María Corina Machado won a presidential primary held in October by the faction of the opposition backed by the U.S. She secured more than 90% of the vote

María Corina Machado
Venezuelan opposition presidential candidate Maria Corina Machado addresses supporters during an event in Caracas on January 23, 2024.LEONARDO FERNANDEZ VILORIA (REUTERS)

The U.S. government on Saturday condemned the decision of Venezuela’s highest court to block the presidential candidacy of opposition leader María Corina Machado.

The Biden administration, however, remained noncommittal about reimposing economic sanctions on Venezuela, which it has threatened to do if the government of President Nicolás Maduro failed to ensure a level playing field for the country’s next presidential election.

“The United States is currently reviewing our Venezuela sanctions policy, based on this development and the recent political targeting of democratic opposition candidates and civil society,” State Department spokesman Matthew Miller said in a statement.

Machado won a presidential primary held in October by the faction of the opposition backed by the U.S. She secured more than 90% of the vote despite the Venezuelan government announcing a 15-year ban on her running for office just days after she formally entered the race in June.

The former lawmaker and longtime government foe was able to participate in the primary because the election was organized by a commission independent of Venezuela’s electoral authorities. Machado insisted throughout the campaign that she never received official notification of the ban and said voters, not ruling-party loyalists, were the rightful decision-makers of her candidacy.

Venezuela’s Supreme Tribunal of Justice on Friday upheld the ban, which was based on alleged fraud and tax violations and accuses Machado of seeking the economic sanctions the U.S. imposed on Venezuela.

The ruling came months after Maduro and the U.S.-backed opposition reached a deal on basic conditions for a fair election, which the two sides agreed would take place in the second half of 2024. The deal led Washington to ease some economic sanctions on Maduro’s government.

Miller said Friday’s decision from Venezuela’s Supreme Tribunal of Justice “runs contrary to the commitments made by Maduro and his representatives” under the agreement signed in October in the Caribbean island of Barbados.

*****

→ **Tasks and exercises**:
• A. According to the article about María Corina Machado, what share of the vote did she win in the October primary?
• B. Rename "browser-tab" to "window-tab" in the listing, beginning at its first line and stopping after the line that contains "search-button[interactable] <box>1086 188". Write out only those lines, with nothing else changed.
The listing that follows is unrelated to the article about María Corina Machado.

*****

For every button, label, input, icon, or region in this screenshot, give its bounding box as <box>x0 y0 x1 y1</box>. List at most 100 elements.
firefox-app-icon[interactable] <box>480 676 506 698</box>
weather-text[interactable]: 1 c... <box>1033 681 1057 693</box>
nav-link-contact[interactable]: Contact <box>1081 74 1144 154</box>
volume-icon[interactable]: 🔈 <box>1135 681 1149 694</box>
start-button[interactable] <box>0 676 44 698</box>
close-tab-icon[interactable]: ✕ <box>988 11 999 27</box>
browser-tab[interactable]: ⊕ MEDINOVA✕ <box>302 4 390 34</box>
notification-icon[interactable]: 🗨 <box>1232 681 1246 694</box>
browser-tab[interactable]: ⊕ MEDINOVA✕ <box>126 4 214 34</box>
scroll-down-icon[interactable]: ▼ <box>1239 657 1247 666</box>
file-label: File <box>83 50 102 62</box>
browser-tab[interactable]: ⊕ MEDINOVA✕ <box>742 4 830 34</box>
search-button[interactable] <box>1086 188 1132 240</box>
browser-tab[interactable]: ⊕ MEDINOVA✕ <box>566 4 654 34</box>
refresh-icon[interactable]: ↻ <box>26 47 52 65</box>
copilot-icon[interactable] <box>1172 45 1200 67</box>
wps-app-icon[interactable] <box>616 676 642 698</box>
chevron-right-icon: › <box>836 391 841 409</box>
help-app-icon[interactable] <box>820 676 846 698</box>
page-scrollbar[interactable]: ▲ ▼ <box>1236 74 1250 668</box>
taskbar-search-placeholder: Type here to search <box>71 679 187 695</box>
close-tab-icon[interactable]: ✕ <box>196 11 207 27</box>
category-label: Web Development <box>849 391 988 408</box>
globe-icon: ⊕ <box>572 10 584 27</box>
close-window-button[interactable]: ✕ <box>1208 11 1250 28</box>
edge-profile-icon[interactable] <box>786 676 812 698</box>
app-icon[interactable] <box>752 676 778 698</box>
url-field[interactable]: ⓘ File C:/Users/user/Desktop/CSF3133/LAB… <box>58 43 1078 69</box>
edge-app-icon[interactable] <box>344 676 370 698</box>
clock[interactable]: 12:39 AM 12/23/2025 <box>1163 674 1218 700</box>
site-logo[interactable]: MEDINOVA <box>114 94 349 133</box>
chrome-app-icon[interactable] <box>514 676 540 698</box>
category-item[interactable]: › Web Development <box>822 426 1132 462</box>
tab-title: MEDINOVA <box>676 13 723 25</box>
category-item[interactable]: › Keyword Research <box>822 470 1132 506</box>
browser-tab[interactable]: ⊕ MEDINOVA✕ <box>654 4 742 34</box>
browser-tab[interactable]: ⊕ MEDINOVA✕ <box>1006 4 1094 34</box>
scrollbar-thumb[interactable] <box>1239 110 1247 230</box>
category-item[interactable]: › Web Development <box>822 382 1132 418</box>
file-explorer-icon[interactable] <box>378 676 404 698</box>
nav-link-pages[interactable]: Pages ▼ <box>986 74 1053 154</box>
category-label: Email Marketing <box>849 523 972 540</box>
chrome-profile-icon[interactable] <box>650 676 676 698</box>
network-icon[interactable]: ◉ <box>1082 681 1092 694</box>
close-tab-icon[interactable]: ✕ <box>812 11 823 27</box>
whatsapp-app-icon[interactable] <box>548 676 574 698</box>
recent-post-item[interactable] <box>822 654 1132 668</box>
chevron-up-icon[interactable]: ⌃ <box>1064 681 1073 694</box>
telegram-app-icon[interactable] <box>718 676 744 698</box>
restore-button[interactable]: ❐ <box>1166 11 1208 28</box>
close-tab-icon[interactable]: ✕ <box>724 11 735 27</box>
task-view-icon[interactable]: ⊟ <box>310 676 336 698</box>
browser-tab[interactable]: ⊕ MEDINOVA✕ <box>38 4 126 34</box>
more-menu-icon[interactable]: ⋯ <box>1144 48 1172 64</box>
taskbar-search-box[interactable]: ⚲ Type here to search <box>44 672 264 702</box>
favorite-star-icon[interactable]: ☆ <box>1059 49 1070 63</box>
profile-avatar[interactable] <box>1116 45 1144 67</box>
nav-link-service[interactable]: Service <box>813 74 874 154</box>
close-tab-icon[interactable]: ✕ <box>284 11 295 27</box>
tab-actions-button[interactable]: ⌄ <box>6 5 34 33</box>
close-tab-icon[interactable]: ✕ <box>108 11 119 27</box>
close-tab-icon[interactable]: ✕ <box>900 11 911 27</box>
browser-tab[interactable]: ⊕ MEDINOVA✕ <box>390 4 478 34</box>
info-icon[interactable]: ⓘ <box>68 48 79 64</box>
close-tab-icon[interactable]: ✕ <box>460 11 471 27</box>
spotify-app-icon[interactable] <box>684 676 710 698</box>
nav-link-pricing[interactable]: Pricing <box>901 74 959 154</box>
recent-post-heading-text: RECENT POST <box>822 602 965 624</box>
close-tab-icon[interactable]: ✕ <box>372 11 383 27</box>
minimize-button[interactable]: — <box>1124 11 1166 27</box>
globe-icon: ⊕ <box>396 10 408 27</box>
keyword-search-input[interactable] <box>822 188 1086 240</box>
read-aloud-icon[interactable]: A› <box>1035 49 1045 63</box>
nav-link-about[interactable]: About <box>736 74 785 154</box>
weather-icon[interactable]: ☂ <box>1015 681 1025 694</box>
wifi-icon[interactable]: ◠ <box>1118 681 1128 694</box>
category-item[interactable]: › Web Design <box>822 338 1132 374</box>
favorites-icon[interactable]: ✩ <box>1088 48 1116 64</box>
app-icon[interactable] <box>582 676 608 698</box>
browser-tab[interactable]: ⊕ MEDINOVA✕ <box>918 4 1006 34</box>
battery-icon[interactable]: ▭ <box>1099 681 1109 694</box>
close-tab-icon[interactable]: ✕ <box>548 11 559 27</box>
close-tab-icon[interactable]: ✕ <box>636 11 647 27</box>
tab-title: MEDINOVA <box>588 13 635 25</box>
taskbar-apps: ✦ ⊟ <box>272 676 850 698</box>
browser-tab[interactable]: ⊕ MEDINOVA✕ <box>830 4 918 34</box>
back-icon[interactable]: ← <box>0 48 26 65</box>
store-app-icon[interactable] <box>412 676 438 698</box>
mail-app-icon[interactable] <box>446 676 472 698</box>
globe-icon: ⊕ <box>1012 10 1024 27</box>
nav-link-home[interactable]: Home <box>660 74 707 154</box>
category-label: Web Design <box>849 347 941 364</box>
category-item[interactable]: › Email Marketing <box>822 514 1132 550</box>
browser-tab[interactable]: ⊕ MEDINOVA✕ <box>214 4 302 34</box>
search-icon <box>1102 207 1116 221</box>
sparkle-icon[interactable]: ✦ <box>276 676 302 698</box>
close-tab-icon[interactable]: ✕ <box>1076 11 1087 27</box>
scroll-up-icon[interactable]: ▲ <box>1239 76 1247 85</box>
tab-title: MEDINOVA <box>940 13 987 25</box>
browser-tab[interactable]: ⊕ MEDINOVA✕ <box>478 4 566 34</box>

*****

→ **Solutions by task**:
• A. More than 90% of the vote.

• B.
For every button, label, input, icon, or region in this screenshot, give its bounding box as <box>x0 y0 x1 y1</box>. List at most 100 elements.
firefox-app-icon[interactable] <box>480 676 506 698</box>
weather-text[interactable]: 1 c... <box>1033 681 1057 693</box>
nav-link-contact[interactable]: Contact <box>1081 74 1144 154</box>
volume-icon[interactable]: 🔈 <box>1135 681 1149 694</box>
start-button[interactable] <box>0 676 44 698</box>
close-tab-icon[interactable]: ✕ <box>988 11 999 27</box>
window-tab[interactable]: ⊕ MEDINOVA✕ <box>302 4 390 34</box>
notification-icon[interactable]: 🗨 <box>1232 681 1246 694</box>
window-tab[interactable]: ⊕ MEDINOVA✕ <box>126 4 214 34</box>
scroll-down-icon[interactable]: ▼ <box>1239 657 1247 666</box>
file-label: File <box>83 50 102 62</box>
window-tab[interactable]: ⊕ MEDINOVA✕ <box>742 4 830 34</box>
search-button[interactable] <box>1086 188 1132 240</box>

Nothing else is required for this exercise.